WHAT THE TASK REQUIRES: Records follow. Select each line holding "this".

[Stored records]

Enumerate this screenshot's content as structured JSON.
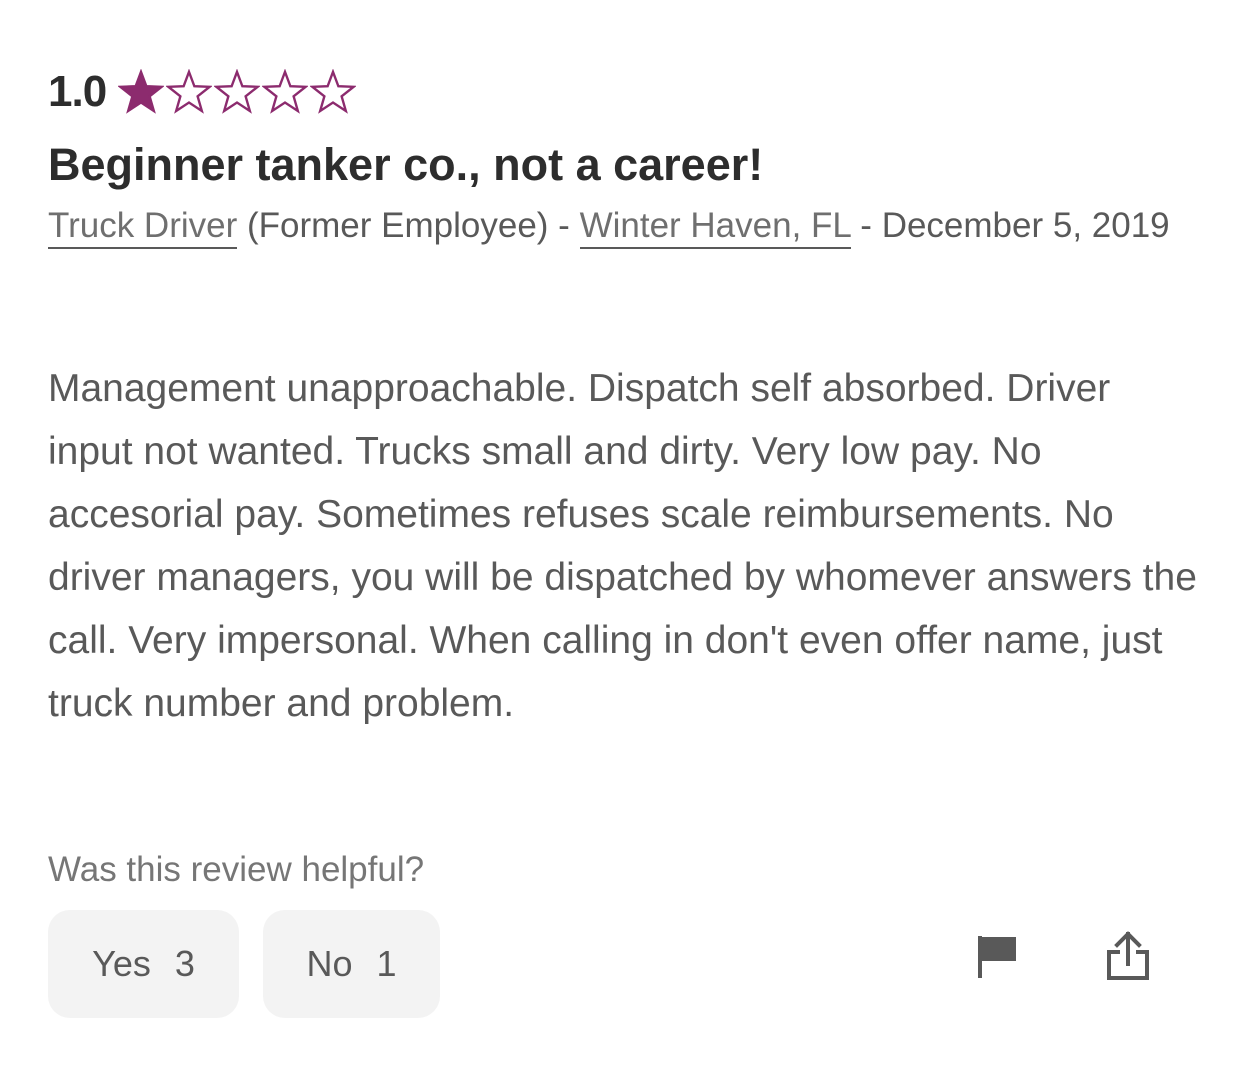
{
  "review": {
    "rating_value": "1.0",
    "rating": {
      "value": 1,
      "max": 5
    },
    "title": "Beginner tanker co., not a career!",
    "meta": {
      "job_title": "Truck Driver",
      "employment_status": "(Former Employee)",
      "separator_1": " - ",
      "location": "Winter Haven, FL",
      "separator_2": " - ",
      "date": "December 5, 2019"
    },
    "body": "Management unapproachable. Dispatch self absorbed. Driver input not wanted. Trucks small and dirty. Very low pay. No accesorial pay. Sometimes refuses scale reimbursements. No driver managers, you will be dispatched by whomever answers the call. Very impersonal. When calling in don't even offer name, just truck number and problem.",
    "helpful_prompt": "Was this review helpful?",
    "votes": {
      "yes_label": "Yes",
      "yes_count": "3",
      "no_label": "No",
      "no_count": "1"
    },
    "actions": [
      {
        "icon": "flag-icon"
      },
      {
        "icon": "share-icon"
      }
    ]
  },
  "colors": {
    "star": "#8c2b6e",
    "text": "#2d2d2d",
    "secondary_text": "#595959",
    "button_bg": "#f3f3f3"
  }
}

EXPECTED OUTPUT:
Enumerate this screenshot's content as structured JSON.
    "helpful_prompt": "Was this review helpful?",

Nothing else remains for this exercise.